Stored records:
——
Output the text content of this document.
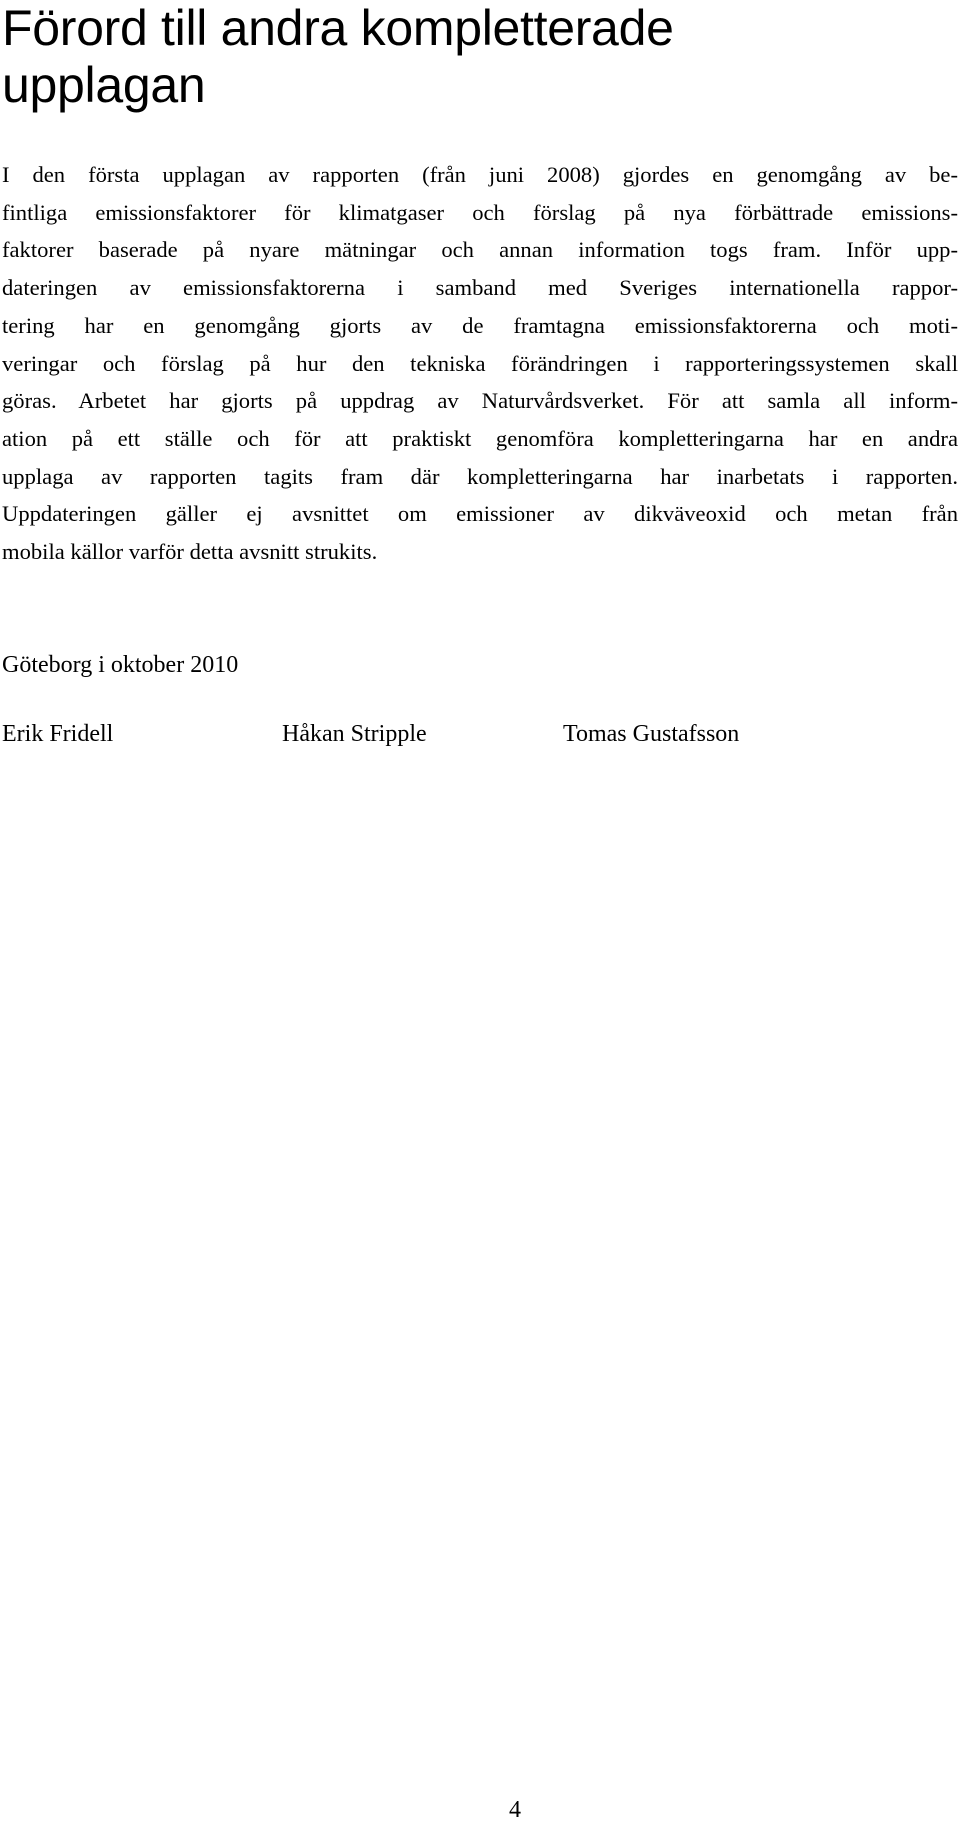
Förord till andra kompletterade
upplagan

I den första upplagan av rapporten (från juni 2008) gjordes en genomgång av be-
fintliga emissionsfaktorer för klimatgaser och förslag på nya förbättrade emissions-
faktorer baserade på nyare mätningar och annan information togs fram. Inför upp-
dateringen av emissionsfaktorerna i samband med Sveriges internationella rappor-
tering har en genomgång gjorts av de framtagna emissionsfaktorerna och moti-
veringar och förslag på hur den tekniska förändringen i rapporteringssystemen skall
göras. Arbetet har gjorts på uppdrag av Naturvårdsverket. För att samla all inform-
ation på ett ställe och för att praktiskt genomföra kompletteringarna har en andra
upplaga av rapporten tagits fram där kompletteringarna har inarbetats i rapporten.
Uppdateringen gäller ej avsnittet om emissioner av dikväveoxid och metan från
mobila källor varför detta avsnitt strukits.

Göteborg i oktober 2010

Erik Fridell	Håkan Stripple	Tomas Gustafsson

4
——
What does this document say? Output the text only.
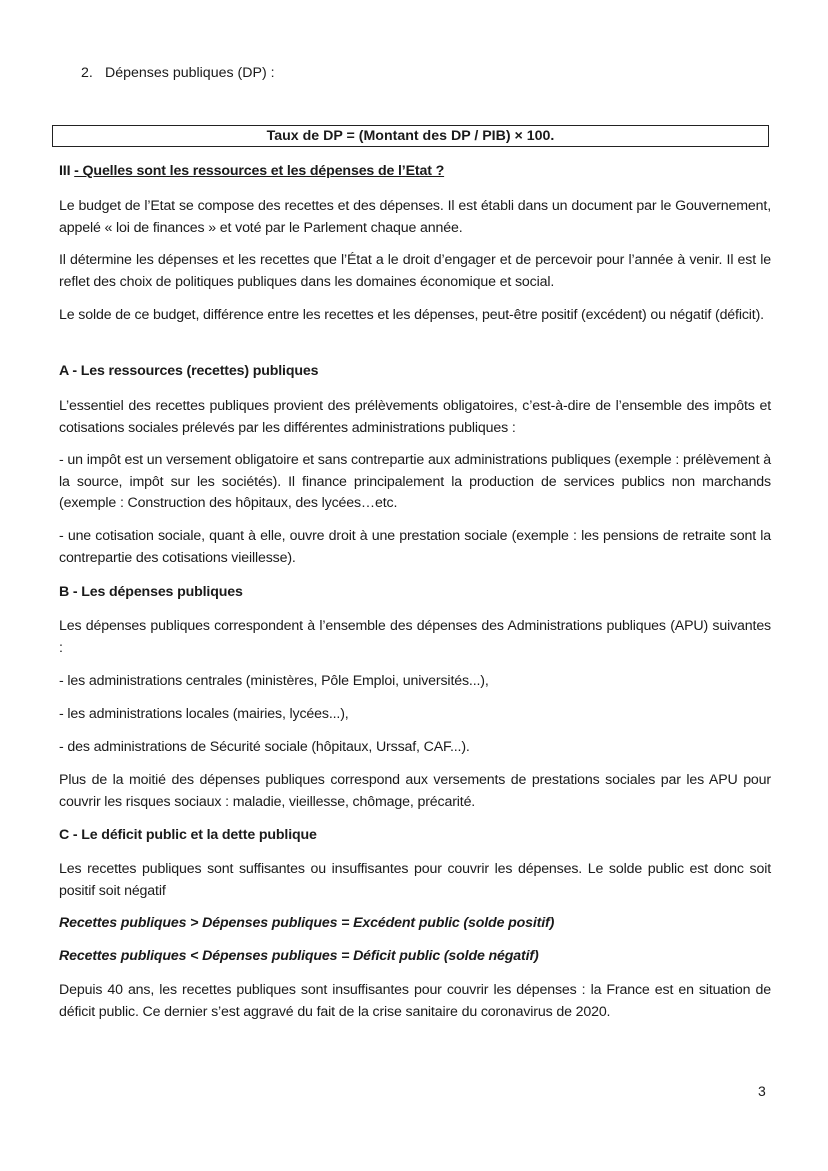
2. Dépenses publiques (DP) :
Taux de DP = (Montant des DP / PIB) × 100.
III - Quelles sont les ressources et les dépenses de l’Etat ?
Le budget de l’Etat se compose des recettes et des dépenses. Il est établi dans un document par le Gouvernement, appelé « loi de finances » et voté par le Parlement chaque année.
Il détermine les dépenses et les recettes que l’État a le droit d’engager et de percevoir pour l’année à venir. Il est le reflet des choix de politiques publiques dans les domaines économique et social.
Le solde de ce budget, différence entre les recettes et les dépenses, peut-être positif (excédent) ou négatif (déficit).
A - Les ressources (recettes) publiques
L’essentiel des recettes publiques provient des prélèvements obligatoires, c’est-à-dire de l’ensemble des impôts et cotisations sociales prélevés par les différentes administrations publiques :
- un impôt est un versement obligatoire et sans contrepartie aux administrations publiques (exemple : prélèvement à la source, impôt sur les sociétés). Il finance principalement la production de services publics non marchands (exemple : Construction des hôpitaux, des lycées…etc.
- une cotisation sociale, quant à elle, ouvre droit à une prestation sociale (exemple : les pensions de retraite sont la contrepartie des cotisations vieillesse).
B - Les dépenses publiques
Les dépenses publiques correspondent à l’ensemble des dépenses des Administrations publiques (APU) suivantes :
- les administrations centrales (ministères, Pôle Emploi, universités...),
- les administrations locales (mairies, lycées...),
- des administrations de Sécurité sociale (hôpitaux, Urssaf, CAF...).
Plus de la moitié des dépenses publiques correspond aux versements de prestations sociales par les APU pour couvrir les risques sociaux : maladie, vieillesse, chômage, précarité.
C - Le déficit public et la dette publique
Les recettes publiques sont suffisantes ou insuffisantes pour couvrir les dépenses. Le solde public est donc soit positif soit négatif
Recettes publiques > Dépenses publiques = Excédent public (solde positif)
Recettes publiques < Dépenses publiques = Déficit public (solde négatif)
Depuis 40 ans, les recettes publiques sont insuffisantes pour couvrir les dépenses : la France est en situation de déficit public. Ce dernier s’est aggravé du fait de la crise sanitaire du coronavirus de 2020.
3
——
**INSTRUCTIONS TO FOLLOW:** Report every line of the entries that carries the word "contrepartie".

**WRITTEN RESPONSE:**
- un impôt est un versement obligatoire et sans contrepartie aux administrations publiques (exemple : prélèvement à la source, impôt sur les sociétés). Il finance principalement la production de services publics non marchands (exemple : Construction des hôpitaux, des lycées…etc.
- une cotisation sociale, quant à elle, ouvre droit à une prestation sociale (exemple : les pensions de retraite sont la contrepartie des cotisations vieillesse).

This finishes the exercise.